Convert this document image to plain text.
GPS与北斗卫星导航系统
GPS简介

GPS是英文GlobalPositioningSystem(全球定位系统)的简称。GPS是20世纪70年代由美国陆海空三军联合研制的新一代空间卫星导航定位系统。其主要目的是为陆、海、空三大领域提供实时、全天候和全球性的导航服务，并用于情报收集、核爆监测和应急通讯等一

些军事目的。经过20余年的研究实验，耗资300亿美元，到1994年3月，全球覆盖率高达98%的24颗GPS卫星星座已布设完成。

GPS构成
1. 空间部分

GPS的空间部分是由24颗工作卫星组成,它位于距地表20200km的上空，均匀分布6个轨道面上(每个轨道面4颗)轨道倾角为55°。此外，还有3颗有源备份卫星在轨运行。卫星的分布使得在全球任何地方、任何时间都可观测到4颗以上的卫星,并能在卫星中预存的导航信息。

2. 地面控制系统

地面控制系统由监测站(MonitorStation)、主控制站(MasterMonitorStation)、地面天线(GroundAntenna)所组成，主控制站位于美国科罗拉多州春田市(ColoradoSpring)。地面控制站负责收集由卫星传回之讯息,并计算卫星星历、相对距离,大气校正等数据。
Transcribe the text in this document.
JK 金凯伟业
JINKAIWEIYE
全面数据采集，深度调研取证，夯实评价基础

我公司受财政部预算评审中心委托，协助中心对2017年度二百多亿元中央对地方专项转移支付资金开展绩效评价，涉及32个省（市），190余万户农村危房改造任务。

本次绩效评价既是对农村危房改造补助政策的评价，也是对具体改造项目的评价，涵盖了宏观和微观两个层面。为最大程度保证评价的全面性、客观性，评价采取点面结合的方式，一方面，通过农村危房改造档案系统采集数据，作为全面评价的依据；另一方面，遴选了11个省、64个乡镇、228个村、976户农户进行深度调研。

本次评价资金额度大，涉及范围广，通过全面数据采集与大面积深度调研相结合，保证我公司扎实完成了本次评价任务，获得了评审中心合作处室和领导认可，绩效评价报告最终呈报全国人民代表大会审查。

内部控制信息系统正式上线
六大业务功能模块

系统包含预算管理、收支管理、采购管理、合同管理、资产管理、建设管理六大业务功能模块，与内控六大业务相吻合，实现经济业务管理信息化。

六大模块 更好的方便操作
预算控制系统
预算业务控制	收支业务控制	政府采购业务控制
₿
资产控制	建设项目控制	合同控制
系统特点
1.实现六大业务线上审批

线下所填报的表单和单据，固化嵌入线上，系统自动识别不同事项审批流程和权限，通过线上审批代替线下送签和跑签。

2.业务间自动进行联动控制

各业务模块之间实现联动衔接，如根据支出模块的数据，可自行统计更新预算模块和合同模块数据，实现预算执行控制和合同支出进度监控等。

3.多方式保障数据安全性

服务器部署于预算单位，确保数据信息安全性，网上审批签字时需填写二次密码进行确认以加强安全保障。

════════════════

Stated problem: Working from the entries above, return all lines that contain "text".

Written reply:
Convert this document image to plain text.
Transcribe the text in this document.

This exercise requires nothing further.